Record set:
::::::::::

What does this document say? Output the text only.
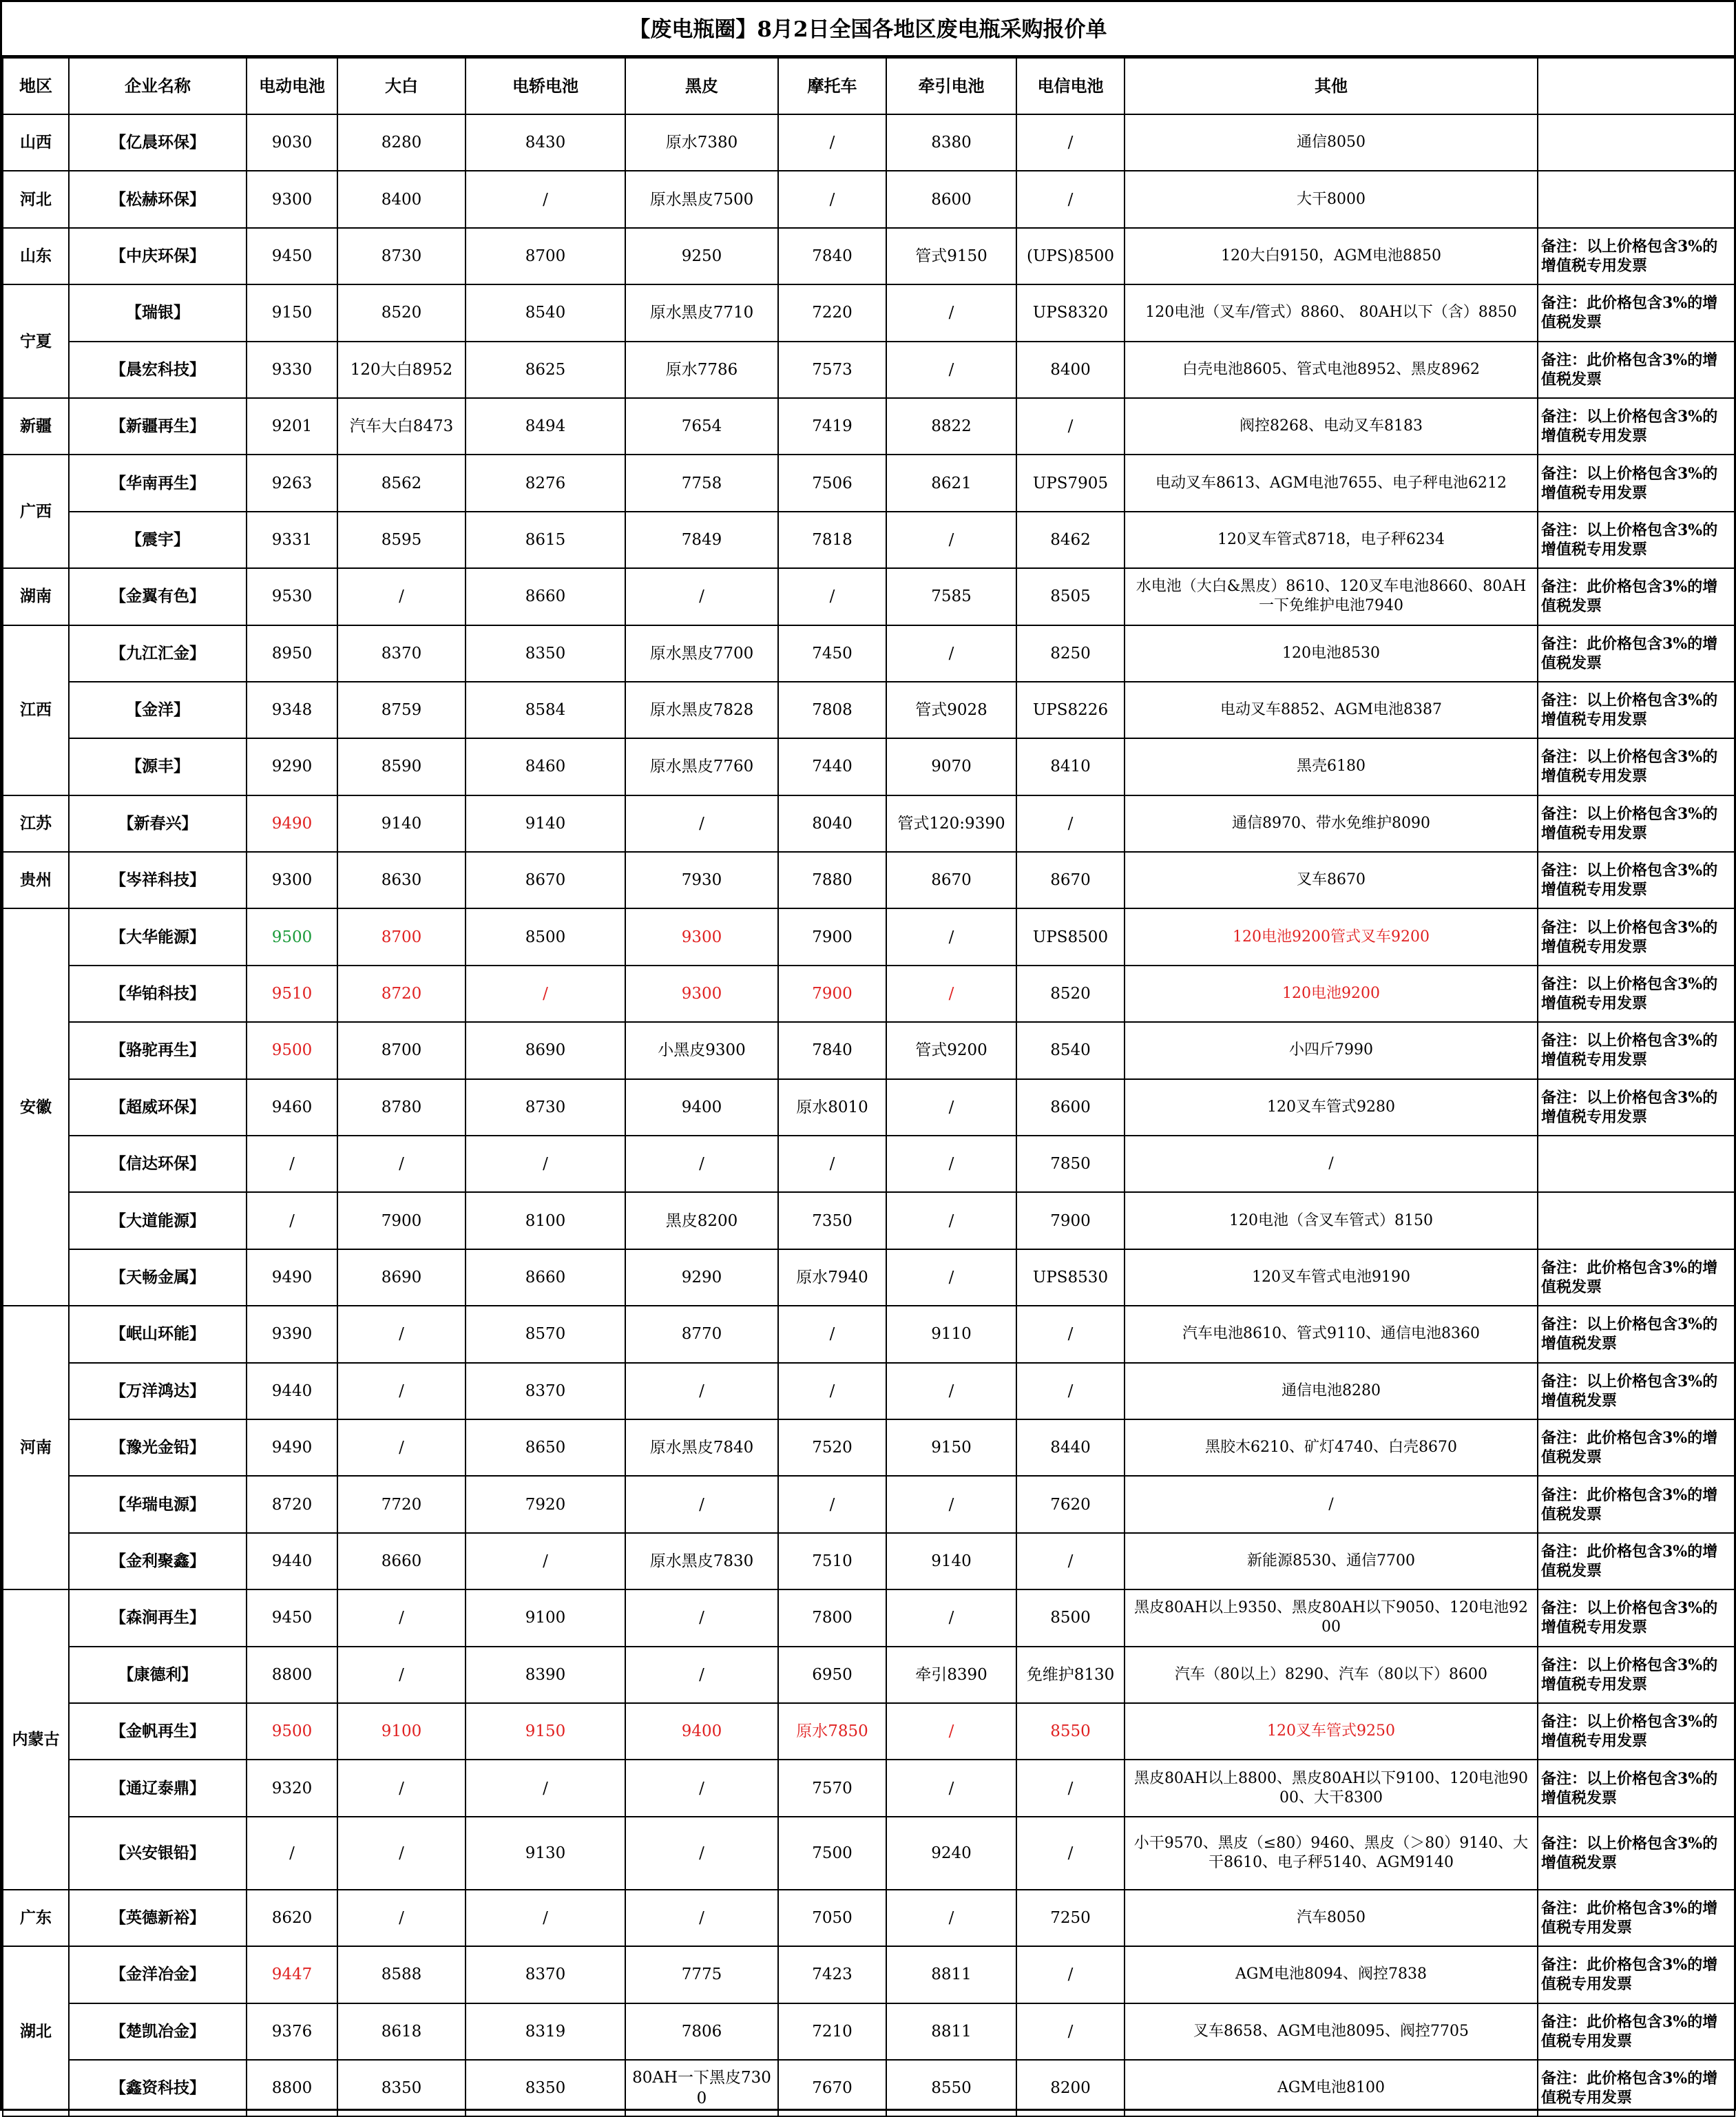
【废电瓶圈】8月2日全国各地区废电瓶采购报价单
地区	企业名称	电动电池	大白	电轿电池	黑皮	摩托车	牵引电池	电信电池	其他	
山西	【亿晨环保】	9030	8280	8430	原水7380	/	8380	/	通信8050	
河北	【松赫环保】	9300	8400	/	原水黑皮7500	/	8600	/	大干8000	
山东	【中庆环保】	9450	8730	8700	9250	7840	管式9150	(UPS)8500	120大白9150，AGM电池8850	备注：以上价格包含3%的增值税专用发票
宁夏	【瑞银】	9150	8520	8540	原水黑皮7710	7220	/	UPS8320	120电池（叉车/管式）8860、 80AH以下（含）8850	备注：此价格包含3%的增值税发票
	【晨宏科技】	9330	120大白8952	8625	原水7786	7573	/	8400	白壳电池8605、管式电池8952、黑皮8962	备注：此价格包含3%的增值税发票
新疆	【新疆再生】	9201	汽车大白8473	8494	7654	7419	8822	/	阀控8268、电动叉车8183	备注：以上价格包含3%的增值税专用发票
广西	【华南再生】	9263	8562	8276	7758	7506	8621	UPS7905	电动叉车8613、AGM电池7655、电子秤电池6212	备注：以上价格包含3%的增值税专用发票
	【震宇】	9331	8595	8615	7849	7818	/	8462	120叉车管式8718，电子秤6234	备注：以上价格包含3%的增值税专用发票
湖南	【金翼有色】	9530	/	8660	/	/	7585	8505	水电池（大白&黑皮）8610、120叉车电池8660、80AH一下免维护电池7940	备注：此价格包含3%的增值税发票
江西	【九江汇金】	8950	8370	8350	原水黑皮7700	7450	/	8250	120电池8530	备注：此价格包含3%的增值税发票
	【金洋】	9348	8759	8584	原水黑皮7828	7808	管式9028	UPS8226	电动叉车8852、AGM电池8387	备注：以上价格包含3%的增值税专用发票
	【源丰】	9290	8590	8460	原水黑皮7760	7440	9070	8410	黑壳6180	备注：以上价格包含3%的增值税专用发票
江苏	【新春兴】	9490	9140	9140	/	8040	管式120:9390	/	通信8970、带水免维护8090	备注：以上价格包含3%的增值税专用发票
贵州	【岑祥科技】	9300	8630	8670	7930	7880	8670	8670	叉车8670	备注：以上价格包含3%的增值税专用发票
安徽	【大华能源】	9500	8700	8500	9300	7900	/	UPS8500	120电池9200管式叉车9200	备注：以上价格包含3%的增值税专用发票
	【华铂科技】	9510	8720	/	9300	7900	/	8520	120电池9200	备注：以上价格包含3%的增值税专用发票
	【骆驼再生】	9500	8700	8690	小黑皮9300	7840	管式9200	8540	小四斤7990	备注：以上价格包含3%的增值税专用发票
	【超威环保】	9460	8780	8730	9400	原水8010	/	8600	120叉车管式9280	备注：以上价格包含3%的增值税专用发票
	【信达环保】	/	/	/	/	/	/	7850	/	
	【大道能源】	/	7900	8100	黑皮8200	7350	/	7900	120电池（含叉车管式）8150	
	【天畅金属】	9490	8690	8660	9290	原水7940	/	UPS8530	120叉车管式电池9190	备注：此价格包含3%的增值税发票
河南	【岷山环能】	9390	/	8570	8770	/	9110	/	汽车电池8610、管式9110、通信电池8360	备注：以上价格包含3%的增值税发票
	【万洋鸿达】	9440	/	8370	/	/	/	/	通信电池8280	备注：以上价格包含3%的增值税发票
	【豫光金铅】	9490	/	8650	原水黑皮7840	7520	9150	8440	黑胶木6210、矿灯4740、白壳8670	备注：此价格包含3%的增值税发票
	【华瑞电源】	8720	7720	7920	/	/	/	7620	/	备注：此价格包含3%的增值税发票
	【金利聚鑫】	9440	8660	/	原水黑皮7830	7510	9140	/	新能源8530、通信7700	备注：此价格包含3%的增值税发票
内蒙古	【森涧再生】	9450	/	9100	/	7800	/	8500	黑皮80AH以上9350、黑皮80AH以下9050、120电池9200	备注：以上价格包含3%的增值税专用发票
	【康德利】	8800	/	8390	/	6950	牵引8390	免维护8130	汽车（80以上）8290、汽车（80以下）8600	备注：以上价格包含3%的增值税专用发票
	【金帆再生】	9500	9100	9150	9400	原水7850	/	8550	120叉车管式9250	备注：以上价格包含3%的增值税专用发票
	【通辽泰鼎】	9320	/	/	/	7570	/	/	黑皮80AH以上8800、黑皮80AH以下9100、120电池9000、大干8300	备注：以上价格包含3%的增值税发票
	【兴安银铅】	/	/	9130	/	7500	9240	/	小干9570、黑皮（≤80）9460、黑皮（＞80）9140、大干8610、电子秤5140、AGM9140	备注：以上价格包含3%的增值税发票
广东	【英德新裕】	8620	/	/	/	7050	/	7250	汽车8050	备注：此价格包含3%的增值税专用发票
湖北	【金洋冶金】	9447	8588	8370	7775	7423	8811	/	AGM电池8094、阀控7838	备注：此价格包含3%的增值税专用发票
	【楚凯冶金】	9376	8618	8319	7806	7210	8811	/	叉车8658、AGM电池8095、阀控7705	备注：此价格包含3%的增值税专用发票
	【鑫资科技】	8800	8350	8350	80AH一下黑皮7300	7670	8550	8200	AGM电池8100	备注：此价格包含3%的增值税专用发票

::::::::::

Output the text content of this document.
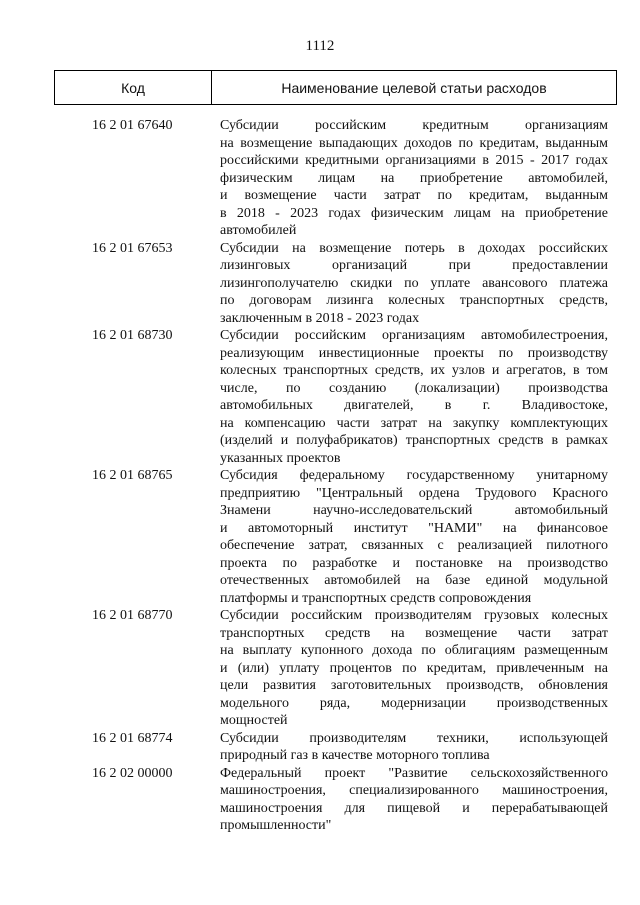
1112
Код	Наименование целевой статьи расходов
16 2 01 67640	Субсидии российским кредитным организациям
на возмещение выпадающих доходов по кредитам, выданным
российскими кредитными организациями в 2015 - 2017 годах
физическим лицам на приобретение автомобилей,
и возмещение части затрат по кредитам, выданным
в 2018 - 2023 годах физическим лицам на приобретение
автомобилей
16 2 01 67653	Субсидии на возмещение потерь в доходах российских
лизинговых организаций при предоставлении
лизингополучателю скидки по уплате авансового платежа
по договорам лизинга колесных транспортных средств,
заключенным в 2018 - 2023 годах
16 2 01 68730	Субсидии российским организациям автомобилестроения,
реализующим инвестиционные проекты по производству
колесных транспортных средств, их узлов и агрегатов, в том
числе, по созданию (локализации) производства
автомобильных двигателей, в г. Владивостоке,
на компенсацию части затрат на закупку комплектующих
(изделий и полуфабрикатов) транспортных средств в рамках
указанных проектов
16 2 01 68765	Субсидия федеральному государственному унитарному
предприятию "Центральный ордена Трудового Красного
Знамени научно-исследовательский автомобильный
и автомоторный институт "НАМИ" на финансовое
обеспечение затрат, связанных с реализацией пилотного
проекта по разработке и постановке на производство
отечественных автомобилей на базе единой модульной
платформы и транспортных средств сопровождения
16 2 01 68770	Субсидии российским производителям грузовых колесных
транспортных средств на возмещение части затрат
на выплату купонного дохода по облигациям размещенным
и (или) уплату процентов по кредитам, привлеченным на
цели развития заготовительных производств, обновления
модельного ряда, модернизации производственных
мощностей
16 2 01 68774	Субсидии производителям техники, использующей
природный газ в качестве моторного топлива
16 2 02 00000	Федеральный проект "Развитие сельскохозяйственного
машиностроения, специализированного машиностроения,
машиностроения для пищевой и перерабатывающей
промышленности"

::::::::::

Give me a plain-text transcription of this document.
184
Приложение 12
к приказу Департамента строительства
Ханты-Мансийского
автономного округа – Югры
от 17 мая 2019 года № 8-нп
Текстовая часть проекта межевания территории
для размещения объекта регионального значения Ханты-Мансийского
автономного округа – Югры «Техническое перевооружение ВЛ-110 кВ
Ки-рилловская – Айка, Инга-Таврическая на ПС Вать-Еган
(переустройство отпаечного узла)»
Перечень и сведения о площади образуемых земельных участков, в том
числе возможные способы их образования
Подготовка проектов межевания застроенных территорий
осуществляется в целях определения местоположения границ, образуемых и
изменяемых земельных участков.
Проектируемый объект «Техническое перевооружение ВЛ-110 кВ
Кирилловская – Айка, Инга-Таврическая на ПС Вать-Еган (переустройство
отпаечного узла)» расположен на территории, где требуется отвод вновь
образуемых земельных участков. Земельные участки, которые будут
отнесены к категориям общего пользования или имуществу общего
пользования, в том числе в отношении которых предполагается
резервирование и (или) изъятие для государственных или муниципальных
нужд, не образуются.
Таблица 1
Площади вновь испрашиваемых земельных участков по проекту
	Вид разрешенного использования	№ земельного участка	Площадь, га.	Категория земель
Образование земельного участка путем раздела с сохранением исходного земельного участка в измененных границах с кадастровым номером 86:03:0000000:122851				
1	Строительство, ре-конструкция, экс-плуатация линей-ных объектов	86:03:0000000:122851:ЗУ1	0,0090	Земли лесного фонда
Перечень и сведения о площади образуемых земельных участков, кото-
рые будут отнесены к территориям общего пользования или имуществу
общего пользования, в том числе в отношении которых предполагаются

::::::::::

What you need to do: Across all the entries, count the lines that contain the word "округа" and give the number by itself.

Written reply: 2